● **EXCERPT PROVIDED**
= = = =

As you can see in the output the L2ARC is discovered as untrimmed. The HDDs are correctly showing trim unsupported.

Trying to force a trim on the L2ARC device itself directly, does not work either:

zpool trim rpool sda1
cannot trim 'sda1': device is in use as a cache

Taking the device offline beforehand and issuing the trim command does not change the output.

Include any warning/errors/backtraces from the system logs

There are no warnings/errors/backtraces in the logs. I can only find trim_start & trim_finish for the corresponding devices that are getting trimmed. The cache devices (sda1/sdb1) are not mentioned in the logs.

Feature Performance

Source

lukeb2e

👍5

Most helpful comment

@lukeb2e today the l2arc device is always overwritten, it does not get trimmed. This optimization was left as follow up work to the initial trim feature, but it is something we'd like to eventually implement.

behlendorf on 12 Dec 2019

👍6

All 24 comments

Why would it?

scineram on 11 Dec 2019

If you have a long running server with regular reboot intervals and loose your L2ARC you encounter performance issues over time.
This is caused by the missing trim for the cache devices.

From wikipedia:

SSD write performance is significantly impacted by the availability of free, 
programmable blocks. Previously written data blocks no longer in use can 
be reclaimed by TRIM; however, even with TRIM, fewer free blocks cause 
slower performance.

Therefore in this case a trim of the L2ARC does increase L2ARC performance which is a good thing. :)

= = = =

● **ROWS**
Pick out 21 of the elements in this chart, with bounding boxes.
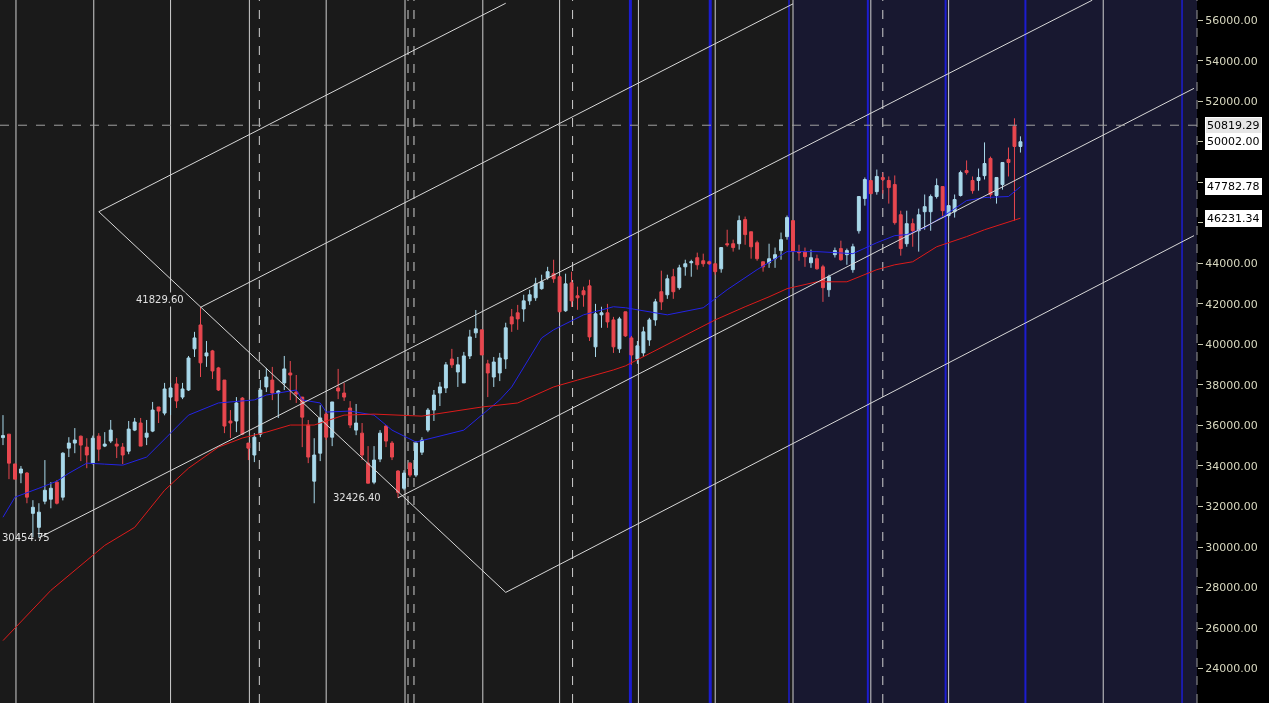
text: 50002.00: [1207, 135, 1260, 148]
y-tick-label: 28000.00: [1205, 581, 1258, 595]
y-tick-label: 38000.00: [1205, 378, 1258, 392]
text: 46231.34: [1207, 212, 1260, 225]
annotation: 30454.75: [2, 532, 50, 543]
y-tick-label: 26000.00: [1205, 621, 1258, 635]
y-tick-label: 32000.00: [1205, 500, 1258, 514]
y-tick-label: 30000.00: [1205, 540, 1258, 554]
y-tick-label: 40000.00: [1205, 338, 1258, 352]
y-tick-label: 42000.00: [1205, 297, 1258, 311]
y-tick-label: 24000.00: [1205, 662, 1258, 676]
y-tick-label: 44000.00: [1205, 257, 1258, 271]
annotation: 41829.60: [136, 294, 184, 305]
y-tick-label: 56000.00: [1205, 14, 1258, 28]
y-tick-label: 52000.00: [1205, 95, 1258, 109]
y-tick-label: 36000.00: [1205, 419, 1258, 433]
y-tick-label: 34000.00: [1205, 459, 1258, 473]
ref-line-label: 50819.29: [1207, 119, 1260, 132]
y-tick-label: 54000.00: [1205, 54, 1258, 68]
annotation: 32426.40: [333, 492, 381, 503]
text: 47782.78: [1207, 180, 1260, 193]
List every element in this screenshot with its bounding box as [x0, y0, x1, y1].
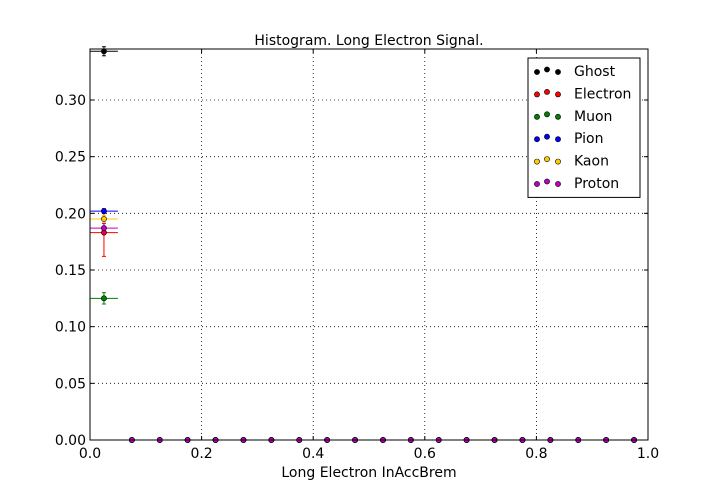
y-tick-label: 0.05 [55, 376, 86, 392]
legend-marker [544, 111, 550, 118]
x-axis-label: Long Electron InAccBrem [281, 465, 456, 481]
legend-box [527, 57, 641, 198]
y-tick-label: 0.25 [55, 150, 86, 166]
legend-marker [534, 136, 540, 143]
legend-entry-label: Electron [574, 86, 631, 102]
legend-marker [555, 158, 561, 165]
chart-title: Histogram. Long Electron Signal. [254, 33, 483, 49]
legend-entry-label: Pion [574, 131, 603, 147]
legend-marker [544, 66, 550, 73]
y-tick-label: 0.15 [55, 263, 86, 279]
legend-marker [534, 158, 540, 165]
legend-marker [534, 91, 540, 98]
y-tick-label: 0.00 [55, 433, 86, 449]
legend-marker [544, 89, 550, 95]
legend-entry-label: Muon [574, 109, 612, 125]
legend: Ghost Electron Muon Pion Kaon Proton [527, 57, 641, 198]
legend-marker [555, 69, 561, 75]
legend-marker [555, 181, 561, 187]
x-tick-label: 0.0 [79, 446, 101, 462]
legend-entry-label: Kaon [574, 154, 609, 170]
x-tick-label: 1.0 [637, 446, 659, 462]
legend-marker [534, 69, 540, 75]
legend-marker [555, 91, 561, 98]
legend-entry-label: Proton [574, 176, 619, 192]
plot-frame [89, 48, 649, 441]
y-tick-label: 0.20 [55, 206, 86, 222]
legend-marker [544, 156, 550, 162]
x-tick-label: 0.6 [414, 446, 436, 462]
legend-marker [555, 136, 561, 143]
legend-marker [534, 181, 540, 187]
y-tick-label: 0.10 [55, 320, 86, 336]
x-tick-label: 0.8 [525, 446, 547, 462]
data-point [101, 208, 107, 214]
y-tick-label: 0.30 [55, 93, 86, 109]
legend-entry-label: Ghost [574, 64, 616, 80]
axis-ticks: 0.0 0.2 0.4 0.6 0.8 1.0 0.00 0.05 0.10 0.15 0.20 0.… [55, 49, 659, 462]
data-point [101, 295, 107, 302]
data-point [101, 225, 107, 231]
legend-marker [534, 113, 540, 120]
data-point [101, 216, 107, 222]
x-tick-label: 0.2 [190, 446, 212, 462]
x-tick-label: 0.4 [302, 446, 324, 462]
legend-marker [555, 113, 561, 120]
legend-marker [544, 178, 550, 185]
legend-marker [544, 133, 550, 140]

= = = =

● **PROBLEM SET**
**A)** In the L2ARC trim thread, swap "reboot intervals" for "restart intervals" and write out the stretch from "scineram on 11" through "slower performance." again.
**B)** Answer these from the L2ARC trim thread:
(i) What message comes back when the trim command is run on sda1?
(ii) Which cache devices are not mentioned in the logs?
(iii) According to the most helpful comment, what happens to the l2arc device today instead of being trimmed?
The lines have nothing to do with the L2ARC trim thread.

● **ANSWERS BY TASK**
**A)**
scineram on 11 Dec 2019

If you have a long running server with regular restart intervals and loose your L2ARC you encounter performance issues over time.
This is caused by the missing trim for the cache devices.

From wikipedia:

SSD write performance is significantly impacted by the availability of free, 
programmable blocks. Previously written data blocks no longer in use can 
be reclaimed by TRIM; however, even with TRIM, fewer free blocks cause 
slower performance.

**B)**
(i) cannot trim 'sda1': device is in use as a cache
(ii) sda1 and sdb1
(iii) It is always overwritten.